— start QUOTED TEXT —

To: porcupine --''''> who wrote (542)7/23/1998 1:31:00 PM
From: porcupine --''''>  Read Replies (1) | Respond to of 1722
 
Options Compensation Doesn't Matter--Until It Does

MARKET PLACE

Computer Associates Stock Slumps
in Heavy Selling

By DIANA B. HENRIQUES July 23, 1998

NEW YORK -- A tidal wave of selling hit the stock
of Computer Associates International Inc. on
Wednesday,
after the company announced late Tuesday that
unexpected ripples from the Asian economic crisis had
dampened its sales expectations.

On extremely heavy volume of more than 25 million
shares, the company's stock lost more than 30 percent
of its market value, closing at $39.50, down $17.50.
That represented a loss of $9.56 billion for investors
in the company, which is based in Islandia, N.Y.

Computer Associates derives only about 5 percent of its
revenues from customers in Asia, so news of
Asia-related sales weakness clearly caught Wall Street
by surprise. But the reaction may have been exacerbated
because the bad news came just two months after Charles
Wang, the chairman and chief executive, and two other
top executives received a remarkable $1.1 billion stock
grant that wound up costing the company about $675
million.

— end QUOTED TEXT —
— start DATASET EXCERPT —

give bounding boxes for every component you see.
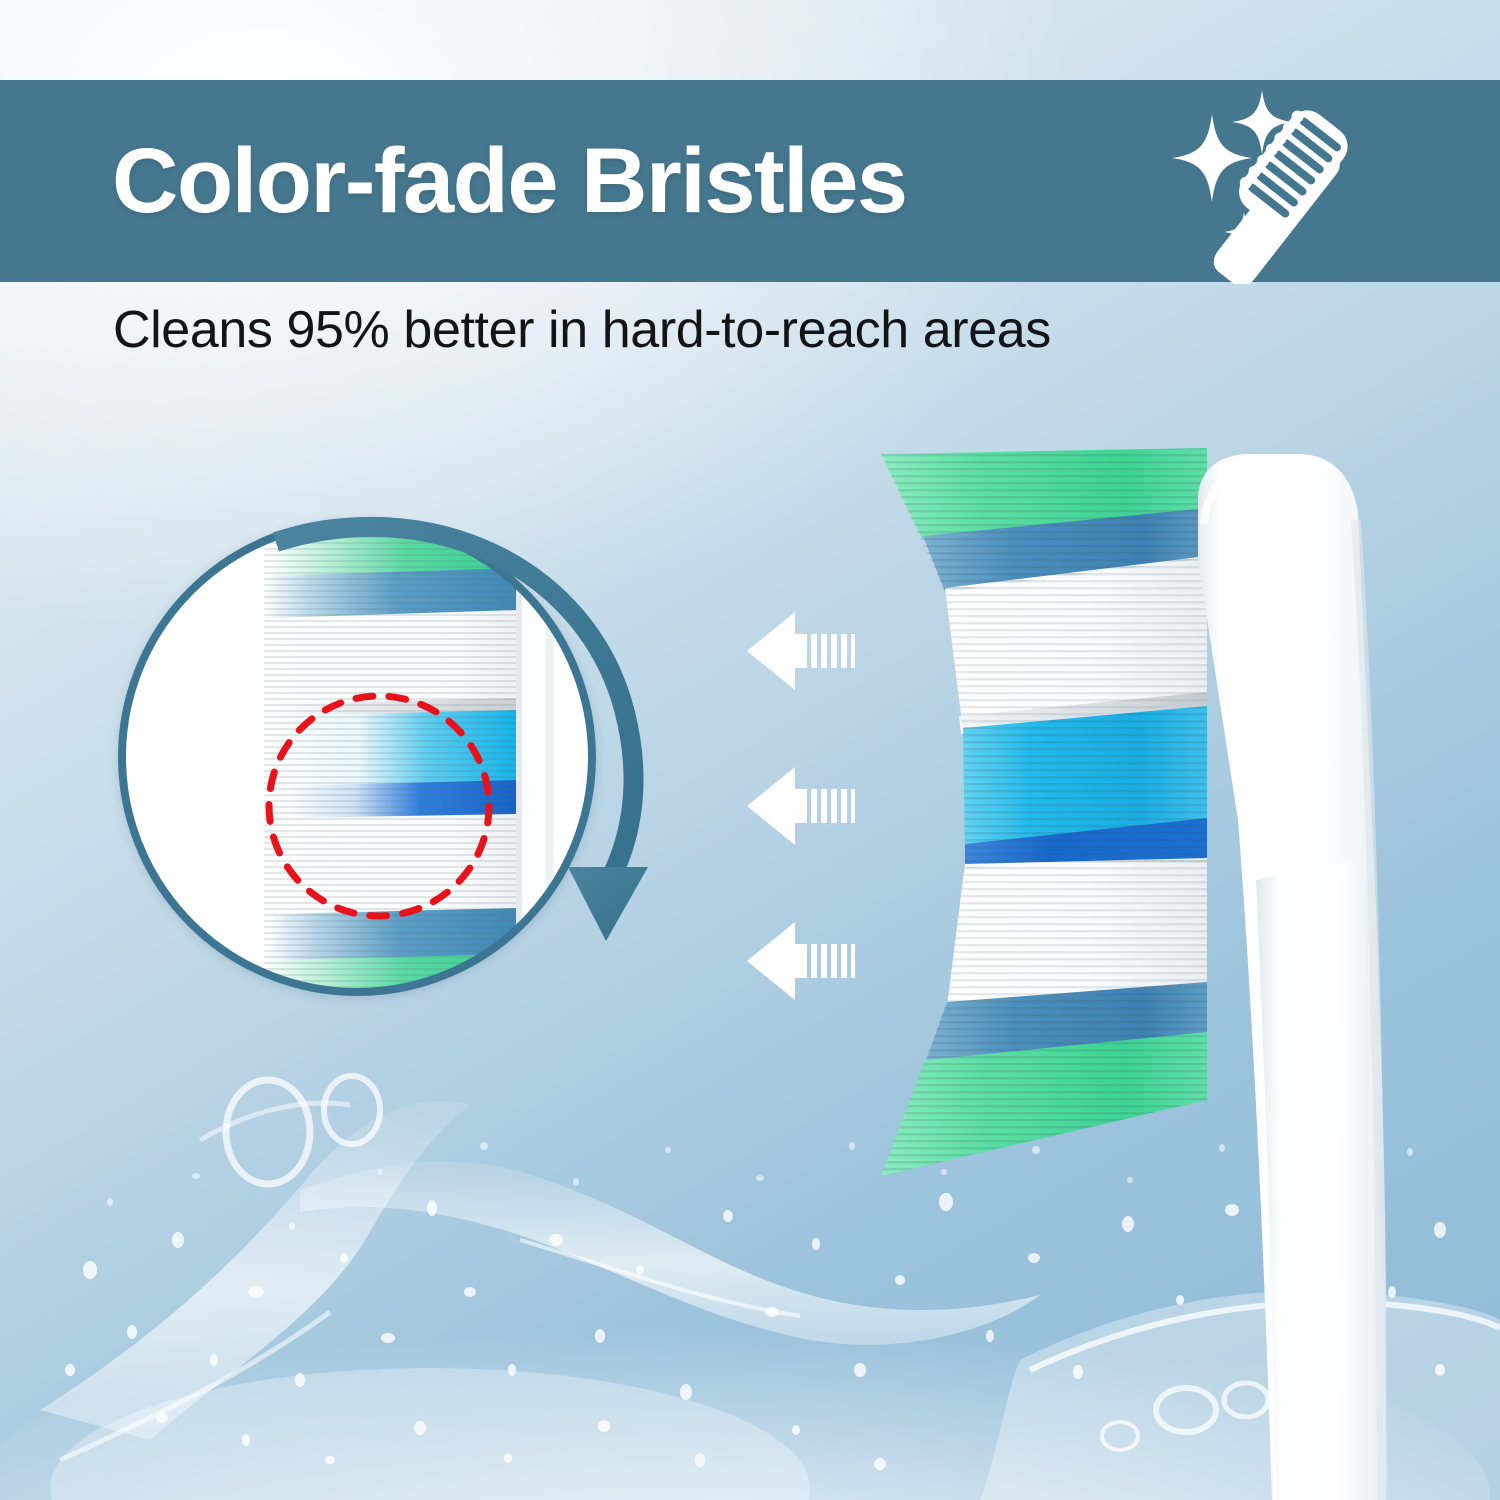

— end DATASET EXCERPT —

Could you reproduce the Computer Associates article word for word, starting at "MARKET PLACE" and ending at "its sales expectations."? The material has no connection to the Computer Associates article.

MARKET PLACE

Computer Associates Stock Slumps
in Heavy Selling

By DIANA B. HENRIQUES July 23, 1998

NEW YORK -- A tidal wave of selling hit the stock
of Computer Associates International Inc. on
Wednesday,
after the company announced late Tuesday that
unexpected ripples from the Asian economic crisis had
dampened its sales expectations.